# Stuck Rear Catalytic Converter Bolts Problem



## holymoo (Mar 13, 2006)

Due to years of bad weather and salty roads (the car is from California), the catback has rusted out on my dad's 1993 Altima.

First we took off the muffler with no problem. Then we tried disconnecting the the pipe from the cat. Unfortunately, we could not figure out how the pipe was bolted to the catalytic converter. So we ended up just cutting off the pipe from the cat. 

This worked very well for just getting the pipe off of the car. However, there are now 2 bolts sticking out of the catalytic converter which we cannot figure out how to take out.

Here are two pictures of the bolts in their current shape:

With the old gasket on:









With the gasket off:










Hopefully, there is someone on this forum that can offer some suggestions for taking those bolts out.


----------



## NALtech (Oct 30, 2009)

> Task inputs

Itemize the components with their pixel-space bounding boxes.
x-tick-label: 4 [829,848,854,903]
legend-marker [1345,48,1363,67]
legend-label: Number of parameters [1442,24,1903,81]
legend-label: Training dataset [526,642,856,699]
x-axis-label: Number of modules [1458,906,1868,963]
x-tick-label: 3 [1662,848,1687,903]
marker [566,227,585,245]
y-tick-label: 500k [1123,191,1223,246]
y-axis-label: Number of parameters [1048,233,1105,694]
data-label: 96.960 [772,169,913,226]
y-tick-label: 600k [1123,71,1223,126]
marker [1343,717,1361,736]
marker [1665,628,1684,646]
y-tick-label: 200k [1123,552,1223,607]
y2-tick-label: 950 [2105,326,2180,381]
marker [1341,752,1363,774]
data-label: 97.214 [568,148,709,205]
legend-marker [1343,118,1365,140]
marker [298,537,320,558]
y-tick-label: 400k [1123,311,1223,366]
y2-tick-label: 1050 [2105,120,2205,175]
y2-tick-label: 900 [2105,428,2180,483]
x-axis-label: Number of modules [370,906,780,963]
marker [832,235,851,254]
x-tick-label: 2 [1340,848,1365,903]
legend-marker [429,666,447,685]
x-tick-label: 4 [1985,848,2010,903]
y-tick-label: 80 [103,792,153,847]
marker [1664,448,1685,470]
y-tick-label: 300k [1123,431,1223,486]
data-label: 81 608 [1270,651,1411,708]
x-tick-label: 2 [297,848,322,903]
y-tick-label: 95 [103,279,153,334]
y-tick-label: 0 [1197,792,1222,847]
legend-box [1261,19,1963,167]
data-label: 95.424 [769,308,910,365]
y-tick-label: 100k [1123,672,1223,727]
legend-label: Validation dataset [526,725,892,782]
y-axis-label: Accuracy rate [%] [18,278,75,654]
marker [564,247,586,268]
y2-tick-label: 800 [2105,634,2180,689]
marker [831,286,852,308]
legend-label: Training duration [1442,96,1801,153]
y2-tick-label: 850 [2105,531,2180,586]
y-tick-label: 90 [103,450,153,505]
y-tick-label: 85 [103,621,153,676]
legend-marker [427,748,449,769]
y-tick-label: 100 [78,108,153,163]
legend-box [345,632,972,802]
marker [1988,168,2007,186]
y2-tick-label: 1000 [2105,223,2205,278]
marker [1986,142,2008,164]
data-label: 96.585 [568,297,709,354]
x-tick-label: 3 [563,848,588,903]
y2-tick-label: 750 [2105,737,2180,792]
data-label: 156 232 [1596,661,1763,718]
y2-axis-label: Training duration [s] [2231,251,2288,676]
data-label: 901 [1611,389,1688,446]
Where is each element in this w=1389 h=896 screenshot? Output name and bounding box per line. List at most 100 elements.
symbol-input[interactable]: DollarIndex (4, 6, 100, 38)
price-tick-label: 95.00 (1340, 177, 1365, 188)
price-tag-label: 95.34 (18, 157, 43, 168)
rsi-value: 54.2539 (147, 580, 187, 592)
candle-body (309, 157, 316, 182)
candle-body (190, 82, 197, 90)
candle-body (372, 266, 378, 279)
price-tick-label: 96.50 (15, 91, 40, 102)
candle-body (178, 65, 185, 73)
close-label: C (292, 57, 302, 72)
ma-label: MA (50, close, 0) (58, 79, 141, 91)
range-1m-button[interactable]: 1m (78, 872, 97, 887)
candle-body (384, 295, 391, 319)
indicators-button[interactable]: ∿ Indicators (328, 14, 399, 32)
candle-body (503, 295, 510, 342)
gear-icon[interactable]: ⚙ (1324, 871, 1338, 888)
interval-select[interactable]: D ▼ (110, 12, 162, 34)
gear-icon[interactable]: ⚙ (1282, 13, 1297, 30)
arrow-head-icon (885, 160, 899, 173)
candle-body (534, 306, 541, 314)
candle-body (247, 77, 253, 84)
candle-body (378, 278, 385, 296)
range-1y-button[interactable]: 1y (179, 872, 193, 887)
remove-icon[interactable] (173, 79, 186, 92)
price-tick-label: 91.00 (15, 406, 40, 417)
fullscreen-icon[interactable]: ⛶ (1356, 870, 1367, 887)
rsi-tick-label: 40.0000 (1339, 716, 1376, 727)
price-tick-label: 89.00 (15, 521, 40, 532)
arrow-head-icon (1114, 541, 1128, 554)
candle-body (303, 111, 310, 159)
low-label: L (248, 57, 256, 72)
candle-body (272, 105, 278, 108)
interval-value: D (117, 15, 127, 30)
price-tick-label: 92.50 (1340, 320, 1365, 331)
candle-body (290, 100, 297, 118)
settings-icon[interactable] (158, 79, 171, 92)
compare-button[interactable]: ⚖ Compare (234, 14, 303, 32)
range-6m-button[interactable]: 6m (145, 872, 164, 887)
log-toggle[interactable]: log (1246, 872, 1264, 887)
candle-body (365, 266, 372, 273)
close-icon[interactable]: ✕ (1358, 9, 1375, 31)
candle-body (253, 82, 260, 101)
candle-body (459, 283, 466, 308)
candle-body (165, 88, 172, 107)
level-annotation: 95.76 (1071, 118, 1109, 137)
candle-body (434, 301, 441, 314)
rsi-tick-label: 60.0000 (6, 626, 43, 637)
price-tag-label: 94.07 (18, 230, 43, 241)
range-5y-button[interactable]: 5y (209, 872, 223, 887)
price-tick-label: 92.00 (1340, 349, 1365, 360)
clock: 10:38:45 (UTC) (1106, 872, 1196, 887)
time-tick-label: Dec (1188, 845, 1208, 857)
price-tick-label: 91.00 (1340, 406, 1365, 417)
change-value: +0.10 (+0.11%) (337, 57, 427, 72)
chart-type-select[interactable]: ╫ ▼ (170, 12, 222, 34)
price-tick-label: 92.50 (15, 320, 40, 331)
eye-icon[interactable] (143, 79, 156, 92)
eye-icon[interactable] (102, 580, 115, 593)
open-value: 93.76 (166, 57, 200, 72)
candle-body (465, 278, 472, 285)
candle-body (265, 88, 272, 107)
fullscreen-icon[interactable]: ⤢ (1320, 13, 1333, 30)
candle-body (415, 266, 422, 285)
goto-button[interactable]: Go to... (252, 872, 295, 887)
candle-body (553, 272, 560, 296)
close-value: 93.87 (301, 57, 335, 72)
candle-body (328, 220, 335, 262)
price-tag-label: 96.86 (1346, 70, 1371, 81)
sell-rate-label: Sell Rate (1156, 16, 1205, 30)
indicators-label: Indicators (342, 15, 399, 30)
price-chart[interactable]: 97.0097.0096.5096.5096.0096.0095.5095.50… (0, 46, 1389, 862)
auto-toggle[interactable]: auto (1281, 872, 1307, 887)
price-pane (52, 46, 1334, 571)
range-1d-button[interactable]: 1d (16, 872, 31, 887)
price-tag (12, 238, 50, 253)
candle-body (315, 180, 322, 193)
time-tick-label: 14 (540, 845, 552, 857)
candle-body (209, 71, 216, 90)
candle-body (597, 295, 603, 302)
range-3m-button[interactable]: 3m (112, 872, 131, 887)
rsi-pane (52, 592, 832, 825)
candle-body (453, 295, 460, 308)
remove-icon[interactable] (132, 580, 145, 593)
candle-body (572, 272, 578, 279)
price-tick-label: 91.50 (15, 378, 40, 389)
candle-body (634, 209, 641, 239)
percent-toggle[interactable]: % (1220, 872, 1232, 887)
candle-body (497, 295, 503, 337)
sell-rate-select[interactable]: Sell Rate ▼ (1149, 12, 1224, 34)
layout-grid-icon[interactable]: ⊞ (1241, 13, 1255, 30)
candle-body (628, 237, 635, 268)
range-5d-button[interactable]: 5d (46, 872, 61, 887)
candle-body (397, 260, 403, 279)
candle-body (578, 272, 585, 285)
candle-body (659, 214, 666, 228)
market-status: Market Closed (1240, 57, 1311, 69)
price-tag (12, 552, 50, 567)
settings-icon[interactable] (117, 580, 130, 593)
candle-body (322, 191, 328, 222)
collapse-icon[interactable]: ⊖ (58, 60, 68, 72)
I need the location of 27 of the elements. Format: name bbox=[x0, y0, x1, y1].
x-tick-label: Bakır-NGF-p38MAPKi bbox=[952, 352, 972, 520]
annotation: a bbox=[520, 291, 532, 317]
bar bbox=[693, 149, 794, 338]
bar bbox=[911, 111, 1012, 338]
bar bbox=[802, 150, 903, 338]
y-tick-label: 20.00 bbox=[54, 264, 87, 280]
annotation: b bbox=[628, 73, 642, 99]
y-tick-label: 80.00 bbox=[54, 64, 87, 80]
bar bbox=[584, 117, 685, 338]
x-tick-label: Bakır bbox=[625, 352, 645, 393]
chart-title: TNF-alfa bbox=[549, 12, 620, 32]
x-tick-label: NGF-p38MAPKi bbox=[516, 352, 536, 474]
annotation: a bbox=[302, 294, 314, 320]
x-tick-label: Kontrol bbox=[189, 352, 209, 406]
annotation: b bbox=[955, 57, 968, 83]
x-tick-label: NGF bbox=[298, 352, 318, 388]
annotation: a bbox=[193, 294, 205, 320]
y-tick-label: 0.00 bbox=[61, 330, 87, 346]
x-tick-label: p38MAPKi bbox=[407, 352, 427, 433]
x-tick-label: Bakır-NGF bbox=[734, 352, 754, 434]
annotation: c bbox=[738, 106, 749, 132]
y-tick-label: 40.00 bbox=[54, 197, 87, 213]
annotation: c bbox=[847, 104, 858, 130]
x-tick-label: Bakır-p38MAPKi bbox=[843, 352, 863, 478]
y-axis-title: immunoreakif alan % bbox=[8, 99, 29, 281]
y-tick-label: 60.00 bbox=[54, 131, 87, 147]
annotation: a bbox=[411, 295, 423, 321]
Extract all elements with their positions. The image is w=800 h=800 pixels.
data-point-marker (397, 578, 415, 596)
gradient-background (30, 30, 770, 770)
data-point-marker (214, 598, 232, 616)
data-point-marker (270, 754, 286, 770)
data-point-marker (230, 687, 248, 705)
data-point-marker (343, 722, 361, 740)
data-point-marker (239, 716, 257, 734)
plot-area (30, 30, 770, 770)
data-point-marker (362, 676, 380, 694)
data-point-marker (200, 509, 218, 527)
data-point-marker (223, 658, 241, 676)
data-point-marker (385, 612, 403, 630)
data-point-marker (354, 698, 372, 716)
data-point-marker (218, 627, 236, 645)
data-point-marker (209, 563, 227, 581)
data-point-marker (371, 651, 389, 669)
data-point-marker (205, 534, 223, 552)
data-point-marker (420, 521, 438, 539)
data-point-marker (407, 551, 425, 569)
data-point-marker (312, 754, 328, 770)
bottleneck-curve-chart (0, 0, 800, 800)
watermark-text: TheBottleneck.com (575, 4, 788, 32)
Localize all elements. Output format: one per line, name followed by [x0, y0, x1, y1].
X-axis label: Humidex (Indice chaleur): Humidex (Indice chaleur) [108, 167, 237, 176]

> Direction 1
Echo the part of the forum thread running from "Due to years" down to "off the pipe from the cat.", word for word.
> Direction 2
Duplicate the records word for word, from their very first line down to and including the line containing "legend-label: Training dataset".
The forum thread and the records have nothing to do with each other.

> Final result 1
Due to years of bad weather and salty roads (the car is from California), the catback has rusted out on my dad's 1993 Altima.

First we took off the muffler with no problem. Then we tried disconnecting the the pipe from the cat. Unfortunately, we could not figure out how the pipe was bolted to the catalytic converter. So we ended up just cutting off the pipe from the cat.

> Final result 2
Itemize the components with their pixel-space bounding boxes.
x-tick-label: 4 [829,848,854,903]
legend-marker [1345,48,1363,67]
legend-label: Number of parameters [1442,24,1903,81]
legend-label: Training dataset [526,642,856,699]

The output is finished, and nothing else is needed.